* YOUR TASK:
Single out each line with the word "وقوله" and copy it.

Start of MATERIAL PROVIDED

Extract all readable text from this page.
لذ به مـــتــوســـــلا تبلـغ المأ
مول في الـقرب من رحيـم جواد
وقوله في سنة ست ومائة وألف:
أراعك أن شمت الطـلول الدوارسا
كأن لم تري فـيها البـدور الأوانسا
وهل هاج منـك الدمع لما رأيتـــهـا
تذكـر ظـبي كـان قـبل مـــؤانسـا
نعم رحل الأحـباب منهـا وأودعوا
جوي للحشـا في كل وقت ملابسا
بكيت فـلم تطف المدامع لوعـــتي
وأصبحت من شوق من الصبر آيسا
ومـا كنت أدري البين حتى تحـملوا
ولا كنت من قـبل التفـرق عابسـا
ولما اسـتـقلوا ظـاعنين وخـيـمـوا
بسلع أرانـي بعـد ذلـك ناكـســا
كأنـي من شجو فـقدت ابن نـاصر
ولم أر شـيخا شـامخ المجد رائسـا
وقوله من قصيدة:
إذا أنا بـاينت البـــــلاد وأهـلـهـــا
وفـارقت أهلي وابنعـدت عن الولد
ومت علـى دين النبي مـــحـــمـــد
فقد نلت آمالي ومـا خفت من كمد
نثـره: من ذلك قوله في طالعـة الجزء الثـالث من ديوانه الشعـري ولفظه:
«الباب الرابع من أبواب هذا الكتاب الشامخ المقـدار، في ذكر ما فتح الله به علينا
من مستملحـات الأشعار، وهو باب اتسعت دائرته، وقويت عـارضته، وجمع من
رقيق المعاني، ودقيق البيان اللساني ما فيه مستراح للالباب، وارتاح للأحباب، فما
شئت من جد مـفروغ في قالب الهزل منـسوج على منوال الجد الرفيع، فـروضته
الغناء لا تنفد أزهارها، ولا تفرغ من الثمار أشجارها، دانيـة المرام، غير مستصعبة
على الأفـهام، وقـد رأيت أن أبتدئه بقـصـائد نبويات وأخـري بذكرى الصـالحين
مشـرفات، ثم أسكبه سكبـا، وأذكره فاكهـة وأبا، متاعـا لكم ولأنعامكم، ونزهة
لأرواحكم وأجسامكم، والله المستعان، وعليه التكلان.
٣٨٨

End of MATERIAL PROVIDED

* SOLUTION:
وقوله في سنة ست ومائة وألف:
وقوله من قصيدة:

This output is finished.